## [YOUR GOAL]
Lines containing the string "Output" are to be collected in full.

## [MATERIAL PROVIDED]
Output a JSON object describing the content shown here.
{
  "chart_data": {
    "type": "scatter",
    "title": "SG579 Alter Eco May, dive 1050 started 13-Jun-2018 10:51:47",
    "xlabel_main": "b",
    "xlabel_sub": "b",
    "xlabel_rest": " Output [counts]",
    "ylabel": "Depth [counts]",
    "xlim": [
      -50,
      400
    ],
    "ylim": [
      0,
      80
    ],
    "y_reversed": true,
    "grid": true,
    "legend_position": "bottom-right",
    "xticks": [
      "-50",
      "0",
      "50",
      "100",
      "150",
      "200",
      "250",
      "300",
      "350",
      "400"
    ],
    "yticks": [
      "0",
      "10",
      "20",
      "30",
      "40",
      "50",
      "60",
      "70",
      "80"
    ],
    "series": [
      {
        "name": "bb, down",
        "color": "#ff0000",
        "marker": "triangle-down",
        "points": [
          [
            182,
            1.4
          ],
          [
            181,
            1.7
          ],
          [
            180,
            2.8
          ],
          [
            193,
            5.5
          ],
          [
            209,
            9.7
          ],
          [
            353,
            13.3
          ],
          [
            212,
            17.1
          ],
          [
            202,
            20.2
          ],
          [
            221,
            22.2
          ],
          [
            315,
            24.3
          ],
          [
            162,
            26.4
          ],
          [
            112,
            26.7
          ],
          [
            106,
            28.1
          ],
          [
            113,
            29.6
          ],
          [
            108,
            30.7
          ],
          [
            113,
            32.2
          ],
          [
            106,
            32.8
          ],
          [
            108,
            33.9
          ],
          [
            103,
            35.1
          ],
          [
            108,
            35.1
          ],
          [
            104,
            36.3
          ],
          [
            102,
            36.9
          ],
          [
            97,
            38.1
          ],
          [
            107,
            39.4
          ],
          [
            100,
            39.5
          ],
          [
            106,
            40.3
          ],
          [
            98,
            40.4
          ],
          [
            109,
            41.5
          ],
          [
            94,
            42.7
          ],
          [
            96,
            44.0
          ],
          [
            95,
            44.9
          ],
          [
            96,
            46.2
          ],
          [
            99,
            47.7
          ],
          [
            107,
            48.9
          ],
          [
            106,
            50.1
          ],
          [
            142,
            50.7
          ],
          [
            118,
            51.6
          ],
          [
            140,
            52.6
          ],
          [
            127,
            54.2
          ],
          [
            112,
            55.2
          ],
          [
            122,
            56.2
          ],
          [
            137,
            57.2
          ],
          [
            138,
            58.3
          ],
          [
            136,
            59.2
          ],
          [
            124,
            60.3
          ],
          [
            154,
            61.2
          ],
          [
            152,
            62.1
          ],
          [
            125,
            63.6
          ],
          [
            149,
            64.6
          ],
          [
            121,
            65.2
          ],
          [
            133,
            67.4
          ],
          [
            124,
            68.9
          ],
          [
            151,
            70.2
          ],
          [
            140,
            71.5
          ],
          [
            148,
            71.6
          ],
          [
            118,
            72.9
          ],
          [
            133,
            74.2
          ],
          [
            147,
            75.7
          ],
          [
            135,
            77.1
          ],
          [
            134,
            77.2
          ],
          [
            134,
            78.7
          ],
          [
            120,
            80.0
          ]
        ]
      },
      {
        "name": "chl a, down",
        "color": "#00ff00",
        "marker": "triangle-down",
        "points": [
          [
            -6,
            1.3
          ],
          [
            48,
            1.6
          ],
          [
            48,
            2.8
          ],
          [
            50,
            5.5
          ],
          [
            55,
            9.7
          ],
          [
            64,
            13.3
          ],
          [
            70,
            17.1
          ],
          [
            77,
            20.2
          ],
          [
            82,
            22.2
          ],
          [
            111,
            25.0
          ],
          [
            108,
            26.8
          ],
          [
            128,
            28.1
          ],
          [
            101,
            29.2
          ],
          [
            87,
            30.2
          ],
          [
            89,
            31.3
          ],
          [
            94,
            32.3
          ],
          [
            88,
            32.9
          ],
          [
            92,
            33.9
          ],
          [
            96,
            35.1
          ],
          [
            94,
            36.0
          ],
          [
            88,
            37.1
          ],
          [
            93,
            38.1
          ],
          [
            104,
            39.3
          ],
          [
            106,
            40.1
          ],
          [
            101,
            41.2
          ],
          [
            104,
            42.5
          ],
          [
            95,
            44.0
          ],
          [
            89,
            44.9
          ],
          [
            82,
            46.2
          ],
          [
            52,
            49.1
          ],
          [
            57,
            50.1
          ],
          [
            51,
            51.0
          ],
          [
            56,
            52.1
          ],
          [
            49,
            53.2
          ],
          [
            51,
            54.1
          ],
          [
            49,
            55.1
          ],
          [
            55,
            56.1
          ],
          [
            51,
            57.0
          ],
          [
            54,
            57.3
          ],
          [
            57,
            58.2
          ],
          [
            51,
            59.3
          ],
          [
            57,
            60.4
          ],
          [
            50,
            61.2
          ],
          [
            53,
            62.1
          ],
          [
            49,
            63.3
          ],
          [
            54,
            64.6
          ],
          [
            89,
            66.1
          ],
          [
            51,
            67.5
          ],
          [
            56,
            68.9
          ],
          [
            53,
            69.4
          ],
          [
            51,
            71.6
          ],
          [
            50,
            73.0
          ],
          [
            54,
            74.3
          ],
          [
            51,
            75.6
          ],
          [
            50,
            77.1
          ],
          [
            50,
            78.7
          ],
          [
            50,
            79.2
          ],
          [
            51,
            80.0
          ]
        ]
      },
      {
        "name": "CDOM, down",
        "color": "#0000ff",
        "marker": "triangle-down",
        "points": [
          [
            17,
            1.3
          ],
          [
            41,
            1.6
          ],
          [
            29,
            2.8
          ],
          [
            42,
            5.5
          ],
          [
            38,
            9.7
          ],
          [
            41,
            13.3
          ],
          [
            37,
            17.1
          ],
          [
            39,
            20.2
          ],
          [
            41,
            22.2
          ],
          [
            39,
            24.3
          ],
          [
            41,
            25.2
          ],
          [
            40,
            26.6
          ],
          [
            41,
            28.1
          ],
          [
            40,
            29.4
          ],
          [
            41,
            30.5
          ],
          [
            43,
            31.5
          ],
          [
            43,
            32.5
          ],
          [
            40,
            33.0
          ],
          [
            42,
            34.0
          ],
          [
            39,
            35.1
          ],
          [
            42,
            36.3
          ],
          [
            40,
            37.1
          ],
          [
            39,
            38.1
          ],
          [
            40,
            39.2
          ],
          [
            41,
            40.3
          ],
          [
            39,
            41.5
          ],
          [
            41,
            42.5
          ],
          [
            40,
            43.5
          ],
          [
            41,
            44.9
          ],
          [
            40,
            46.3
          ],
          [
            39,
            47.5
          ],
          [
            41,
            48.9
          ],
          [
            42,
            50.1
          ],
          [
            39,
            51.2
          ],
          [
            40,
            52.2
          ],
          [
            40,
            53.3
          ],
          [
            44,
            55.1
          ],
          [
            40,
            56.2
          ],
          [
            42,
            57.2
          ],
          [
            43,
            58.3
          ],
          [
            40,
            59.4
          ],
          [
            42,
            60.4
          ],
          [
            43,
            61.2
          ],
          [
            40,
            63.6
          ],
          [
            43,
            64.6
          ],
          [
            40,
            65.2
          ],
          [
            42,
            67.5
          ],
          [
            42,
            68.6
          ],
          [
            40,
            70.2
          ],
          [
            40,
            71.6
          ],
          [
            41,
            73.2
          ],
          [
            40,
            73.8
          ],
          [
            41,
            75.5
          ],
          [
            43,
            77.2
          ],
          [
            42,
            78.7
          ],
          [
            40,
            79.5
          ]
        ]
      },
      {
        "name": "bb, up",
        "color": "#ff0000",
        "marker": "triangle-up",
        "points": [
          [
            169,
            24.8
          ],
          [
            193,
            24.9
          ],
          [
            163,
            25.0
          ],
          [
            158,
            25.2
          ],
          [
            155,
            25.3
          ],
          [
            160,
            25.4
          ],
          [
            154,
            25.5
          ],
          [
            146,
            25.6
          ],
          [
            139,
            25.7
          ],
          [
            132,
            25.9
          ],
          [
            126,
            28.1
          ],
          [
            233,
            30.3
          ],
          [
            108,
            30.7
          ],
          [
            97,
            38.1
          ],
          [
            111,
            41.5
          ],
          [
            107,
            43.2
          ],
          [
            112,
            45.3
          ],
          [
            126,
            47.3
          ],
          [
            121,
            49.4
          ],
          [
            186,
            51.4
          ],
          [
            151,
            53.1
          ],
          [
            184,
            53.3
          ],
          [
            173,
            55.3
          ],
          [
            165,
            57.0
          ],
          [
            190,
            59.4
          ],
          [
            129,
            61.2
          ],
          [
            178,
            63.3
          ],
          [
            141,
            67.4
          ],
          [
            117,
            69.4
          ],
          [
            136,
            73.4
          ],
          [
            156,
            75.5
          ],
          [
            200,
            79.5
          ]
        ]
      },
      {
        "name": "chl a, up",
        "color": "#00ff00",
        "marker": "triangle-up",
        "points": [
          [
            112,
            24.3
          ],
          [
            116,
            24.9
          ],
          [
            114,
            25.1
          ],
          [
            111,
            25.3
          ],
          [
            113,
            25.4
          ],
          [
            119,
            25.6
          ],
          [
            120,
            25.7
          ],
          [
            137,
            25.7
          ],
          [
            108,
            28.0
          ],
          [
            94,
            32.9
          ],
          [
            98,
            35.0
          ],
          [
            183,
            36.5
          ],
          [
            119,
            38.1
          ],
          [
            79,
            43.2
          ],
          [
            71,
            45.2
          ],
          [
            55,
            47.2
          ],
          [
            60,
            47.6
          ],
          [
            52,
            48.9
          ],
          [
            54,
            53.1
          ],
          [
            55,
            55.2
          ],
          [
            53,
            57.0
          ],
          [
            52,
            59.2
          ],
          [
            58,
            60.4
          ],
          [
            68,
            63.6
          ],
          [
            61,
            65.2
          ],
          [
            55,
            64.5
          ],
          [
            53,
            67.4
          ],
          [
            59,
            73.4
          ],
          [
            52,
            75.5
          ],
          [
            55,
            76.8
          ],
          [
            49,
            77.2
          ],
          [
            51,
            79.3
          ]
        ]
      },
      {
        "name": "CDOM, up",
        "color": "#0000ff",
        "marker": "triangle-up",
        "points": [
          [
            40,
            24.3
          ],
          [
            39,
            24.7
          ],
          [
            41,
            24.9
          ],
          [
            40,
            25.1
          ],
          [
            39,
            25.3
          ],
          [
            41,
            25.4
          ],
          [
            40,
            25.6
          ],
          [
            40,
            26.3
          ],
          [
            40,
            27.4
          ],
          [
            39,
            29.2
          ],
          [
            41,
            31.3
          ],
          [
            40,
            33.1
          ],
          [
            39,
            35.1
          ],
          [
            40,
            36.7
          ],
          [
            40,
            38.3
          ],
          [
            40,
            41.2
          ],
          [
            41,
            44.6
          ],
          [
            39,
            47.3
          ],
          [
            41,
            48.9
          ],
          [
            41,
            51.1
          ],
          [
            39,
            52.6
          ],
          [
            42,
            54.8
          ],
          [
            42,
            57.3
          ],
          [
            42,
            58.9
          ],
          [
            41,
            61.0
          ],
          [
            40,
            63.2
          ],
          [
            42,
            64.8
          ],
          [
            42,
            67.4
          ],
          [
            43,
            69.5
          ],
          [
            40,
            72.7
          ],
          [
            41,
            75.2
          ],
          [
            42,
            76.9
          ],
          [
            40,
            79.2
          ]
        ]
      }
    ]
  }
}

## [FINAL ANSWER]
Output a JSON object describing the content shown here.
    "xlabel_rest": " Output [counts]",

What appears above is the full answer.